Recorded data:
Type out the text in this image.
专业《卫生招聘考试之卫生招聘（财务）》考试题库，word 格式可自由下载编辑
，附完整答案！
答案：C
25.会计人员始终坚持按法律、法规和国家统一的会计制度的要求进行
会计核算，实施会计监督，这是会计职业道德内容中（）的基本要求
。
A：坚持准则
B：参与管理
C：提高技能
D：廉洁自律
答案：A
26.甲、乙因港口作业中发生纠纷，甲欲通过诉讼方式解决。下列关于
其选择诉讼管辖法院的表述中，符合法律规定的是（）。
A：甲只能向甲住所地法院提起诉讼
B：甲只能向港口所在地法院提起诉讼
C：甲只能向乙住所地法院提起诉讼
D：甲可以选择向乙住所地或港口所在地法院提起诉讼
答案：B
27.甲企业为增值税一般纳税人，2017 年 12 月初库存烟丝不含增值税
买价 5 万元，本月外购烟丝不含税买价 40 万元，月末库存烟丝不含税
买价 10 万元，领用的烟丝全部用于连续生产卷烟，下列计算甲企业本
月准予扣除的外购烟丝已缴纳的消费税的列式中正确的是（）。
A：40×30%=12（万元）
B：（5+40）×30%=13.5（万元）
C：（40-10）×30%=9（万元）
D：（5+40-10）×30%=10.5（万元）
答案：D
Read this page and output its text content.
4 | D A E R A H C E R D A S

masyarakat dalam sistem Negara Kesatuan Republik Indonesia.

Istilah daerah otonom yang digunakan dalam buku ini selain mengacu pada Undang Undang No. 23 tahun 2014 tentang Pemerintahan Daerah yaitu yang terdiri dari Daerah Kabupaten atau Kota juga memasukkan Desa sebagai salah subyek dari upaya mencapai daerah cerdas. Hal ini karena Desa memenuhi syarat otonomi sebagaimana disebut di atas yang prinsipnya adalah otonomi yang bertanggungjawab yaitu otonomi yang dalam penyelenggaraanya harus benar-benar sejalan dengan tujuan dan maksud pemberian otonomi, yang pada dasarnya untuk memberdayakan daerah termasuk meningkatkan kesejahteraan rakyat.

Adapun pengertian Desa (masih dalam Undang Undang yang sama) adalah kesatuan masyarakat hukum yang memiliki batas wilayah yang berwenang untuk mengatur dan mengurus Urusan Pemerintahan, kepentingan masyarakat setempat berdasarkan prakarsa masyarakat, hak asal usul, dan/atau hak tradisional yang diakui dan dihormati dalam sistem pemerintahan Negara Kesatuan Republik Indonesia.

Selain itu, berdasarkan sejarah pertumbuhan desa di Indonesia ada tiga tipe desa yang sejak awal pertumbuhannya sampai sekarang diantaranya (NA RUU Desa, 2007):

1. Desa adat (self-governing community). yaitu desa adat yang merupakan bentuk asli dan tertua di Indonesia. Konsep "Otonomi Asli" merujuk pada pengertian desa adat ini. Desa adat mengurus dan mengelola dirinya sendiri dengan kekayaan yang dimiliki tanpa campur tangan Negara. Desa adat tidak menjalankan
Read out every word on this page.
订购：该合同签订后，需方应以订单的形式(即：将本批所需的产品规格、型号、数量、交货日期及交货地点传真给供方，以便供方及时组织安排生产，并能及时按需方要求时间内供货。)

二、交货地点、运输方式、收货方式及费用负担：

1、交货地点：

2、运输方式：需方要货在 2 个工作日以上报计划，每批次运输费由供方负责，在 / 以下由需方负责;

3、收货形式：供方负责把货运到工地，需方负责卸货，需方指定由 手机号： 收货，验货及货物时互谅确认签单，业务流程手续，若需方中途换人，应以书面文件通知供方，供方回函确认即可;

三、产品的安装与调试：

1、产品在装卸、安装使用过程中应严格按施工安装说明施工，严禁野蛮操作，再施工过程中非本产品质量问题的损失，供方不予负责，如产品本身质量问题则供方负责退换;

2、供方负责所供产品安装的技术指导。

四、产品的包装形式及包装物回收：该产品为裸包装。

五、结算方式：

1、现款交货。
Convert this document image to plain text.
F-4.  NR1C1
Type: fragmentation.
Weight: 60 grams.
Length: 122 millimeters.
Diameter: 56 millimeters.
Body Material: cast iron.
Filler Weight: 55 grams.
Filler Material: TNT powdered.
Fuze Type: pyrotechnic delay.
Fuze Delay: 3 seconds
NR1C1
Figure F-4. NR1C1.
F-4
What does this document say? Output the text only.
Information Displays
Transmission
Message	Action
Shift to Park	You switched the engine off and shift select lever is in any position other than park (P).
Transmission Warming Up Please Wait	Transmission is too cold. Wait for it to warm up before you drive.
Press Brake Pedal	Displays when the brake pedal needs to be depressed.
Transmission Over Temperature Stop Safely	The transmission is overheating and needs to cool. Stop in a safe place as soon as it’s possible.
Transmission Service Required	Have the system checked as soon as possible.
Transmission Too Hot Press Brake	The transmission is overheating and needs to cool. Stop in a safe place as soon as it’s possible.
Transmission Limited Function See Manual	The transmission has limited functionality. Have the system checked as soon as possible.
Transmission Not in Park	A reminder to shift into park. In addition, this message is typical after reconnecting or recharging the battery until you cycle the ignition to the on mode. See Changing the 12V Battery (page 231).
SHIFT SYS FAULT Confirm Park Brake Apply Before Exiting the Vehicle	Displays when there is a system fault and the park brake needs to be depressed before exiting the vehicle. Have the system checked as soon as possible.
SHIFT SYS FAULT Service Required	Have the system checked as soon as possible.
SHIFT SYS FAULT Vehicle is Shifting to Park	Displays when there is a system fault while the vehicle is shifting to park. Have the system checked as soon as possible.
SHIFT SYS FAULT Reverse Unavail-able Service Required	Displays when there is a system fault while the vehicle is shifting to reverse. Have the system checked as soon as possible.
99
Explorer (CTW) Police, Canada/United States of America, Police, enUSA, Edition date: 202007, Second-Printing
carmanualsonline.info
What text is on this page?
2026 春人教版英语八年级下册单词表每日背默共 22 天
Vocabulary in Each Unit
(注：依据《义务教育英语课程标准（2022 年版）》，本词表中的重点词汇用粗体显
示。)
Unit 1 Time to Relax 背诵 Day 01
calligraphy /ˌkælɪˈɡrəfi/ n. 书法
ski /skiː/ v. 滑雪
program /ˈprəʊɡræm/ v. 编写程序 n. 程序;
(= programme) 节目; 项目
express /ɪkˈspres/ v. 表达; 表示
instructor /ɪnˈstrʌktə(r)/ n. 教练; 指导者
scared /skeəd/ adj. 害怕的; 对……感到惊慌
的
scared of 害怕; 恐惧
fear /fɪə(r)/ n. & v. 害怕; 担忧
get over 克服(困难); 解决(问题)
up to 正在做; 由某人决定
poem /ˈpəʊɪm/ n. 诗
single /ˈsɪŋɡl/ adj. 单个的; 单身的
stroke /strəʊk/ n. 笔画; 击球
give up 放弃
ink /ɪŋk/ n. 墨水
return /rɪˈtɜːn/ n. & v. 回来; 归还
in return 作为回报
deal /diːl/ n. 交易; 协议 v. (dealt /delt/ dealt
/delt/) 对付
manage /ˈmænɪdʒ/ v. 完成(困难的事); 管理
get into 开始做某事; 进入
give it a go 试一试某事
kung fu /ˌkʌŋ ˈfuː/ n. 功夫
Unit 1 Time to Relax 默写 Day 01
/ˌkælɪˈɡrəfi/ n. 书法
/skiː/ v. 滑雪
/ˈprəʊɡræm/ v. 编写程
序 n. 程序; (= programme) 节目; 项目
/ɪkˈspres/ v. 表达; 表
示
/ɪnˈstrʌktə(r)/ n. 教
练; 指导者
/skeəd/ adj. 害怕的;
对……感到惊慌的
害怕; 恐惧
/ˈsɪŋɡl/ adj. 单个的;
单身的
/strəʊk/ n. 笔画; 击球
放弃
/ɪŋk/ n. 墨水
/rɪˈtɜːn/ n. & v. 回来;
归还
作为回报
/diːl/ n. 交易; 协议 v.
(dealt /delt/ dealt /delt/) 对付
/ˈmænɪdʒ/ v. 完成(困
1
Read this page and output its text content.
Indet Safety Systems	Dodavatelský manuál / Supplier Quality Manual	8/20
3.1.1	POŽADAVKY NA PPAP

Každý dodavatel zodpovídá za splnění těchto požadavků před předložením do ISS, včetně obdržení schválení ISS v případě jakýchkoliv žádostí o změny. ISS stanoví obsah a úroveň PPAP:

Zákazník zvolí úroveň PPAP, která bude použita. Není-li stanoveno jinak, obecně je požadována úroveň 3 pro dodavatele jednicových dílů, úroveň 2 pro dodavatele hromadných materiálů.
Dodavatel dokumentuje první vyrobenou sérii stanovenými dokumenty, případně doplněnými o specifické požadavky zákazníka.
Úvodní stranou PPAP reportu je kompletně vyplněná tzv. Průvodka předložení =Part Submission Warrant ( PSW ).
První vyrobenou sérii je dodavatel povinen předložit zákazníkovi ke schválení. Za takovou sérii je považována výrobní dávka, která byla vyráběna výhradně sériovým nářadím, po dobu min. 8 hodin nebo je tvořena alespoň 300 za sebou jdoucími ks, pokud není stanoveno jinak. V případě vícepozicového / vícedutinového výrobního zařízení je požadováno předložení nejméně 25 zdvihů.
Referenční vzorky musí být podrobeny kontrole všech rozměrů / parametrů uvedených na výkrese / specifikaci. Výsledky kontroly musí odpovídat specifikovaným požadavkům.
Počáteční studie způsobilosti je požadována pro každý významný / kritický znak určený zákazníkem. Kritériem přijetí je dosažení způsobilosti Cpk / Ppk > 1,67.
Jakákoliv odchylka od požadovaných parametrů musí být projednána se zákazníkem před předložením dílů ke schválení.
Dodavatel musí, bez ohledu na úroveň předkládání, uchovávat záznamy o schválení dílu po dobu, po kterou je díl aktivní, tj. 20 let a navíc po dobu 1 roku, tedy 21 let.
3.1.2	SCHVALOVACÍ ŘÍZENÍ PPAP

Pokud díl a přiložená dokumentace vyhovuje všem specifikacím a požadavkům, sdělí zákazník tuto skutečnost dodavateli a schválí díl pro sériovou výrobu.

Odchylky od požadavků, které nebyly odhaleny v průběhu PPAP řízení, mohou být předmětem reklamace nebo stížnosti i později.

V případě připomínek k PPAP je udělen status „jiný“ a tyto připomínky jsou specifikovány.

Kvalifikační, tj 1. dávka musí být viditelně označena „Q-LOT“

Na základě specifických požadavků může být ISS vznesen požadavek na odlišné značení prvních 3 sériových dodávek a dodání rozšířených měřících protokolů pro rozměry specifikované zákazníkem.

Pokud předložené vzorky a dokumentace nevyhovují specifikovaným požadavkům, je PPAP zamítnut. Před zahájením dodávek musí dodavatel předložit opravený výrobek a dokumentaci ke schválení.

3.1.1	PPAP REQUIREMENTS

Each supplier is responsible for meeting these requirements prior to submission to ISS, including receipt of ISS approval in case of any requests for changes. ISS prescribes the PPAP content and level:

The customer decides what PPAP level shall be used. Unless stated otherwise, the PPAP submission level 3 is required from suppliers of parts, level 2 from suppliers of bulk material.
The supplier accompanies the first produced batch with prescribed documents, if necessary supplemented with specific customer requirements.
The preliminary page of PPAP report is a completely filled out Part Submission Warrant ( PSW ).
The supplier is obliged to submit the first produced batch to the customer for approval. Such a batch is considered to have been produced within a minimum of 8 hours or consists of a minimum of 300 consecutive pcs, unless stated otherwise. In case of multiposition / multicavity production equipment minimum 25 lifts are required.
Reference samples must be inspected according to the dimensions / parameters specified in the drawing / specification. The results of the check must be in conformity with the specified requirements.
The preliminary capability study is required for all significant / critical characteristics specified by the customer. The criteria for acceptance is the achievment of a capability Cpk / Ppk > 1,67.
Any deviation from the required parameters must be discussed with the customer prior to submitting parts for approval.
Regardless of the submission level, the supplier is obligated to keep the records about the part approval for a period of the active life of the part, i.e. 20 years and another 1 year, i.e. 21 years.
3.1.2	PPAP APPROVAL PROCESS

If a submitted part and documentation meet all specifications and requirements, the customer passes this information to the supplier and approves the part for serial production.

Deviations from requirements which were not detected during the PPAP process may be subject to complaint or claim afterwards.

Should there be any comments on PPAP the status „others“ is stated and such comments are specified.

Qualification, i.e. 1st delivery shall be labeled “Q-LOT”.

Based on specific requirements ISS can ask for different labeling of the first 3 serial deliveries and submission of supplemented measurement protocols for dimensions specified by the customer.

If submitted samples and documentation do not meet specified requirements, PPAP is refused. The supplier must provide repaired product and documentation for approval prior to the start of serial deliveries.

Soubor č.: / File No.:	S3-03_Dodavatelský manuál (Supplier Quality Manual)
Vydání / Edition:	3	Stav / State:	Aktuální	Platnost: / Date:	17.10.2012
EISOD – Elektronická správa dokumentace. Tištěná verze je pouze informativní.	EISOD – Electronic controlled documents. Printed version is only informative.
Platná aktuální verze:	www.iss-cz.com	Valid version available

PROBLEM TO SOLVE. The lines above form a set of records; determine how many of them contain the string "documentation" and give that number alone.

RESPONSE FOR THIS EXERCISE. 2